TASK PROMPT:
Each line containing the word "métropolitaine" should be found and copied.

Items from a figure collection
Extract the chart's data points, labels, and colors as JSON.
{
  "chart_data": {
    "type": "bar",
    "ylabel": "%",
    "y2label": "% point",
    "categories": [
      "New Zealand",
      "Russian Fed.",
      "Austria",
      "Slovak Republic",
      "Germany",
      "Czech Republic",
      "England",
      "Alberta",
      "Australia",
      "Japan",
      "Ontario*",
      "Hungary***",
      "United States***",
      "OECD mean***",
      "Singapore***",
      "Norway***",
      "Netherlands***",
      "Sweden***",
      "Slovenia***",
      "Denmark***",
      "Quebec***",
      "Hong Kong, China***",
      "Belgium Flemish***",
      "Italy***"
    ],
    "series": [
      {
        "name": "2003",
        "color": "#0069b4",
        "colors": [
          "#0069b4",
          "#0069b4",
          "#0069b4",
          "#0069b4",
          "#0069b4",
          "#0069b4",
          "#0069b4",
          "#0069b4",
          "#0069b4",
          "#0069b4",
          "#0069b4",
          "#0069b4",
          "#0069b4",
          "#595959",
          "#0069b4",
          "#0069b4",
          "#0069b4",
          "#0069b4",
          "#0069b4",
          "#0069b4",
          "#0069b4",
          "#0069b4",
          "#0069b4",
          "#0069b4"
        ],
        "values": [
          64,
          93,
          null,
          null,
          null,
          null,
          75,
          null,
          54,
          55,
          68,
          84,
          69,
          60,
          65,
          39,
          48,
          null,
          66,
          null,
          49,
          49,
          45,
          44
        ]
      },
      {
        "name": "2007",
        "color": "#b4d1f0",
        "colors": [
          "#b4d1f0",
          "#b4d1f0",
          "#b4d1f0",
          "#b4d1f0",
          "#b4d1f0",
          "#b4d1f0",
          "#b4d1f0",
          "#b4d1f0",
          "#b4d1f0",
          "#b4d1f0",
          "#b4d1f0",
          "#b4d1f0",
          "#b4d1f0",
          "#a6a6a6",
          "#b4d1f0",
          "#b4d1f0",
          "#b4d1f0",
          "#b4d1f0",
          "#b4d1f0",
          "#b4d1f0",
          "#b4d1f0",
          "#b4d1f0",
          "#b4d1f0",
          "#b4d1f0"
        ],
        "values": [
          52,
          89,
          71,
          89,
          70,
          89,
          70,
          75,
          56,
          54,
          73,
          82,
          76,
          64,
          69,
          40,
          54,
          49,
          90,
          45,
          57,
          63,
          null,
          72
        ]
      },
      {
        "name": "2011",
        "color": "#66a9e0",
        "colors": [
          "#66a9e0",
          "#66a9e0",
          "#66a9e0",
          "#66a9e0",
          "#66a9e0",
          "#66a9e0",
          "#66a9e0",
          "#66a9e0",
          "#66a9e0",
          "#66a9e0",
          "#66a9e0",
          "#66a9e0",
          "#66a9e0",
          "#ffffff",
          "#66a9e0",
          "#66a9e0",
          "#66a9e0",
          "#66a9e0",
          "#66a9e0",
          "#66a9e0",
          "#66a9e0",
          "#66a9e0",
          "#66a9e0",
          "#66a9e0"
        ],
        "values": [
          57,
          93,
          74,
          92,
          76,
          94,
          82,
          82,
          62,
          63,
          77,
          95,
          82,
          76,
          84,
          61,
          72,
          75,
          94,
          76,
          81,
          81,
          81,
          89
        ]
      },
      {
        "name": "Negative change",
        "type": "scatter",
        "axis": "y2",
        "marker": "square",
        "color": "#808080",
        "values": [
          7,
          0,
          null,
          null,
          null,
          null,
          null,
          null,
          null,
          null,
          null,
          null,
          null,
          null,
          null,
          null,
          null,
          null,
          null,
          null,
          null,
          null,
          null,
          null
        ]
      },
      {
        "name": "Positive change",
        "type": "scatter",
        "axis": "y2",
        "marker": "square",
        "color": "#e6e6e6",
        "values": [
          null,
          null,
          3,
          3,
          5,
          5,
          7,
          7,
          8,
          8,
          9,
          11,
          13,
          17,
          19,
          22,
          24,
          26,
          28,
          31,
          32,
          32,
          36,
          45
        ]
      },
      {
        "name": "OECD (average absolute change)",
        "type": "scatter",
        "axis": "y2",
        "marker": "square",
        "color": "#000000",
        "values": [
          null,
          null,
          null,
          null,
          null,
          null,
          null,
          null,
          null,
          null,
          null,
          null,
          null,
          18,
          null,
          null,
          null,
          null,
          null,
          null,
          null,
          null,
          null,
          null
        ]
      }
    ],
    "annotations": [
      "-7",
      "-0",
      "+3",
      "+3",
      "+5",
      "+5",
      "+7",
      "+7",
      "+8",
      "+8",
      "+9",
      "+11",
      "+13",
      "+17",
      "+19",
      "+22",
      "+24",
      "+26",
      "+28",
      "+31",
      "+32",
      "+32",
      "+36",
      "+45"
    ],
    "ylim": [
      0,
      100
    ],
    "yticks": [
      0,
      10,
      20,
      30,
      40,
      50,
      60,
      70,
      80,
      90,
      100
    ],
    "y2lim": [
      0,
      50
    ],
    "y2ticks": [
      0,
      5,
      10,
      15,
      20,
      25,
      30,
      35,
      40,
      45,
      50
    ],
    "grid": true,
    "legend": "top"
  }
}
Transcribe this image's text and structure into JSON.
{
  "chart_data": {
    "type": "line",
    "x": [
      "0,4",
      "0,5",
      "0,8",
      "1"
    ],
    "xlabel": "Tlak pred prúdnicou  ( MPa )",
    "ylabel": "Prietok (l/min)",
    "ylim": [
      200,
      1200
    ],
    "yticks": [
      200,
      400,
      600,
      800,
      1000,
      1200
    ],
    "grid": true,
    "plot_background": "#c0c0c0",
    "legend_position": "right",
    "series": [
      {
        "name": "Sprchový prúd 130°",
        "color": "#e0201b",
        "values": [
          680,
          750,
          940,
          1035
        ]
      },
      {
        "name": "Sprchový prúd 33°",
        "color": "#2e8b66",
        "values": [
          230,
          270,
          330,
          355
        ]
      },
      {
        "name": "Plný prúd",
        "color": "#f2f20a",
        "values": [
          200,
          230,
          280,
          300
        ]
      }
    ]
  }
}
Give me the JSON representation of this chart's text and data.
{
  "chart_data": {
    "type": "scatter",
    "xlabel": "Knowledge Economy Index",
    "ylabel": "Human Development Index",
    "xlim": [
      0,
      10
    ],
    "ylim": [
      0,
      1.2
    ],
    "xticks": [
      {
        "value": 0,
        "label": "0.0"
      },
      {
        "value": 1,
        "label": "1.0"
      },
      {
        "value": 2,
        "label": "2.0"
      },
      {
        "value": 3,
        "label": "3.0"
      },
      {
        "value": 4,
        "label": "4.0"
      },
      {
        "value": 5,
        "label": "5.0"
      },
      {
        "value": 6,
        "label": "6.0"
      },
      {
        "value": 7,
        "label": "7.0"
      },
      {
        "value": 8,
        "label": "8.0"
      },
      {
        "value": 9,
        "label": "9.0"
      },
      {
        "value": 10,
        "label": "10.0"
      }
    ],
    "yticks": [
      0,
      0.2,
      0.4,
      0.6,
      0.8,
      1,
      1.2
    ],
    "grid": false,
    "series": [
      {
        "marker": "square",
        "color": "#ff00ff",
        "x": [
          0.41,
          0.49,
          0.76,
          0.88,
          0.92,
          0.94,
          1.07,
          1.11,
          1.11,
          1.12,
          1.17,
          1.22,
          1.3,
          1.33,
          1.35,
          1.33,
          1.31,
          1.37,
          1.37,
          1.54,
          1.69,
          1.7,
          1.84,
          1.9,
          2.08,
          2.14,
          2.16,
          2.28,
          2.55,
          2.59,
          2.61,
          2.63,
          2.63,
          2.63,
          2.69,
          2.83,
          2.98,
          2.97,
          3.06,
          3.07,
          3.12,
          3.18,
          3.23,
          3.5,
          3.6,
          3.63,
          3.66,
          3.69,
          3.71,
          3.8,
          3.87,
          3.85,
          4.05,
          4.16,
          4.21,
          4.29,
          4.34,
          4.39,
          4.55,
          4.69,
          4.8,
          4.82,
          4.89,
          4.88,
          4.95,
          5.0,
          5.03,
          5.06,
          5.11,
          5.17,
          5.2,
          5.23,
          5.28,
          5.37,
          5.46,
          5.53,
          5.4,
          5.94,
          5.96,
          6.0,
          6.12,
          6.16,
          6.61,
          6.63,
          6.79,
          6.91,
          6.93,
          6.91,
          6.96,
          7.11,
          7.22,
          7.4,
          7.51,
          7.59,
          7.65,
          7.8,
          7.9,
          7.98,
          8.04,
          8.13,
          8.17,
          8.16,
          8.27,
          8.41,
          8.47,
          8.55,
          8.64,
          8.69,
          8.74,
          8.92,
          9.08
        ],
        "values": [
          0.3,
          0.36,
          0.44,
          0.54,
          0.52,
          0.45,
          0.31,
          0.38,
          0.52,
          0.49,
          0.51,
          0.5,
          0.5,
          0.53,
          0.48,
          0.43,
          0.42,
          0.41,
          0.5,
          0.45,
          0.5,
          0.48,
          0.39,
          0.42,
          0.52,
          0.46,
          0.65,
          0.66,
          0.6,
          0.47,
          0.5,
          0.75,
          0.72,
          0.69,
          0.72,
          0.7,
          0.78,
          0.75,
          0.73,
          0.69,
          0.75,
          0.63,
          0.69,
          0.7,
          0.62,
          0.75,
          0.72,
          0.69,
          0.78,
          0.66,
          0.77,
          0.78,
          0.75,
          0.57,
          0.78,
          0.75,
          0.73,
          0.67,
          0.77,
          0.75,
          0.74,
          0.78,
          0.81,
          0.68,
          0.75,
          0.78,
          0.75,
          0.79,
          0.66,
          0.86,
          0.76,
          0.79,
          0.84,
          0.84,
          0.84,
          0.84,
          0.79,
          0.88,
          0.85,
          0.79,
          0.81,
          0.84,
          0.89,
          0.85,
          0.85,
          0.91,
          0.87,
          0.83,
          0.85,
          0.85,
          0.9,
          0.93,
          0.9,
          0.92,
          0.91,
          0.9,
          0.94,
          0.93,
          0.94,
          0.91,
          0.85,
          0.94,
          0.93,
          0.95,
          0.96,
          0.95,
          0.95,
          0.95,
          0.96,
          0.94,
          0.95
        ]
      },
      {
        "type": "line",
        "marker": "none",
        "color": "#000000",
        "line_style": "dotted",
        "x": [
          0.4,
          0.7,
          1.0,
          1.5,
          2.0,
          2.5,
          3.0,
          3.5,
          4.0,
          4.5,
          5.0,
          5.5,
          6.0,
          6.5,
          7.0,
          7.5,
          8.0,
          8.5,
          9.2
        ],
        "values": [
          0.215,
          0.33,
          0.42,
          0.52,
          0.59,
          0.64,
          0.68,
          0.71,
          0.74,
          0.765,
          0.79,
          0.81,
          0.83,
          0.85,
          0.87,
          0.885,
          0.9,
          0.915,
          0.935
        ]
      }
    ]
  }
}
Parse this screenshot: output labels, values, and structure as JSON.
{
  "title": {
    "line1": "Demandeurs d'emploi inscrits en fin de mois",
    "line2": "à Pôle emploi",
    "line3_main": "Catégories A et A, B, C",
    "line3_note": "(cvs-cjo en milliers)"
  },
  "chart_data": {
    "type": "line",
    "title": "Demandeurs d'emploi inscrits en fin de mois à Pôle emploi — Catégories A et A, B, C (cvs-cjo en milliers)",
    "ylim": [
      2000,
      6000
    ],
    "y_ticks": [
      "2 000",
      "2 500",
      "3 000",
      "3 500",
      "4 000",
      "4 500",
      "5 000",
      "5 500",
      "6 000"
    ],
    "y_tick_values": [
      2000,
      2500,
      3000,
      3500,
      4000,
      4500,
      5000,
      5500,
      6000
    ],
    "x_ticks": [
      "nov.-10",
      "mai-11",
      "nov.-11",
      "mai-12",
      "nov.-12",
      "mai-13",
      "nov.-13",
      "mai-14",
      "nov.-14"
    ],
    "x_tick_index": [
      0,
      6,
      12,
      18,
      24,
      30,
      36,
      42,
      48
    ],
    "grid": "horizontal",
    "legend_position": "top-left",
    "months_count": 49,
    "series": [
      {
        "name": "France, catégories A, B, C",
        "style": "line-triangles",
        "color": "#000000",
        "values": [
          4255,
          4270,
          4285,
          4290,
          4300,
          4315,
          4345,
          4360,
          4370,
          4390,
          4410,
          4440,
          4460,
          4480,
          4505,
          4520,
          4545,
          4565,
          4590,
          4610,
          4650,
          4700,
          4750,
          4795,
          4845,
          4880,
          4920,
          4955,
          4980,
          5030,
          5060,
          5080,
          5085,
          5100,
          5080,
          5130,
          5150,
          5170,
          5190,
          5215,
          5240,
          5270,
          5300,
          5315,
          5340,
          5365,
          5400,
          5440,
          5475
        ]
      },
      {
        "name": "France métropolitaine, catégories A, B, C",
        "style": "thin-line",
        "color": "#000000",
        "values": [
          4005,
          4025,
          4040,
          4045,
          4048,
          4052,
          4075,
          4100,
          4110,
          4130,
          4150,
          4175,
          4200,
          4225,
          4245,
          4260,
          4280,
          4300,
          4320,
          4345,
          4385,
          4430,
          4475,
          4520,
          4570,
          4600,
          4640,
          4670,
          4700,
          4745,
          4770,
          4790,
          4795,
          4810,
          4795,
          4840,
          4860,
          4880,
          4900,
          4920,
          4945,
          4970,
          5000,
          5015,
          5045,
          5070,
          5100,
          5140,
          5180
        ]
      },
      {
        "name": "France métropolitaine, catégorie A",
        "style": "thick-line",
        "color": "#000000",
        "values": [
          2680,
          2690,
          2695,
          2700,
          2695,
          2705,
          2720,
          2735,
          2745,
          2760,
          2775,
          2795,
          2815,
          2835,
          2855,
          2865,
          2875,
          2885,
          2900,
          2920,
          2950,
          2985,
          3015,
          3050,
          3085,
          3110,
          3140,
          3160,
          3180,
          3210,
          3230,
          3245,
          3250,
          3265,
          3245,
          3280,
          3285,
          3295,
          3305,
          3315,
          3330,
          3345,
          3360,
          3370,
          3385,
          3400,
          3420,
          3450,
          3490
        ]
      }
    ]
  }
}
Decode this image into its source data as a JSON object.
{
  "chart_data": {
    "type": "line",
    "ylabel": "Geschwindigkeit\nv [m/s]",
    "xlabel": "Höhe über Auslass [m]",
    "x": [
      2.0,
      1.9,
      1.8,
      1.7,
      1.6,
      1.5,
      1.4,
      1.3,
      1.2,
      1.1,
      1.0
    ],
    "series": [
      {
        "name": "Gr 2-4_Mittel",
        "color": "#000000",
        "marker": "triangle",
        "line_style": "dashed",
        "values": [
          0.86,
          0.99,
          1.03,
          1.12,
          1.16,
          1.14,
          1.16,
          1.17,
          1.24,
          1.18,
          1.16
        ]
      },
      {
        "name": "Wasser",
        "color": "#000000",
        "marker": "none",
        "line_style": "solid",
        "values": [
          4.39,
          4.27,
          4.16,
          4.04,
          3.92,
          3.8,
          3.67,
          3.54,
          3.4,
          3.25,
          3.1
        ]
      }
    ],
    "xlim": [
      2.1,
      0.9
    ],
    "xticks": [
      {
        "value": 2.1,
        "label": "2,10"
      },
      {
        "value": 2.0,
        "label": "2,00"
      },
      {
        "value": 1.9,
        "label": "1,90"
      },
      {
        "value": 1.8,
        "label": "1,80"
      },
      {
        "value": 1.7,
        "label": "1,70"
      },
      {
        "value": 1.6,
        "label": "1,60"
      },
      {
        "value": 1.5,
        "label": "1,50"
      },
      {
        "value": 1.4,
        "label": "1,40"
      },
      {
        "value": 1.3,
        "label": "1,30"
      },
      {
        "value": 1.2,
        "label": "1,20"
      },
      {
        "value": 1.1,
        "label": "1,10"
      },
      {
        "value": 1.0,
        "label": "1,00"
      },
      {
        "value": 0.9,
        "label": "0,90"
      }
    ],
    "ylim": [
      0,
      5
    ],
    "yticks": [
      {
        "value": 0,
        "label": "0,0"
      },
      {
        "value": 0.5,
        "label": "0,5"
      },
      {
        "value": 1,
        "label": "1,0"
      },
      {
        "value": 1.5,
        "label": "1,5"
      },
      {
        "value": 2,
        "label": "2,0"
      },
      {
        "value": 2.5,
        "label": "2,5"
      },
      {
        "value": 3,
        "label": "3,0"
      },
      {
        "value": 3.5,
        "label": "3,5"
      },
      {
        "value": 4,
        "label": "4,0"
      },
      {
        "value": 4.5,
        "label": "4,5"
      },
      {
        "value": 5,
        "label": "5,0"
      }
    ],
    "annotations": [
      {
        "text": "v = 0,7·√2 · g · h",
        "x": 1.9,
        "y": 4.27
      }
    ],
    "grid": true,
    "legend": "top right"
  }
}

THE OUTPUT:
        "name": "France métropolitaine, catégories A, B, C",
        "name": "France métropolitaine, catégorie A",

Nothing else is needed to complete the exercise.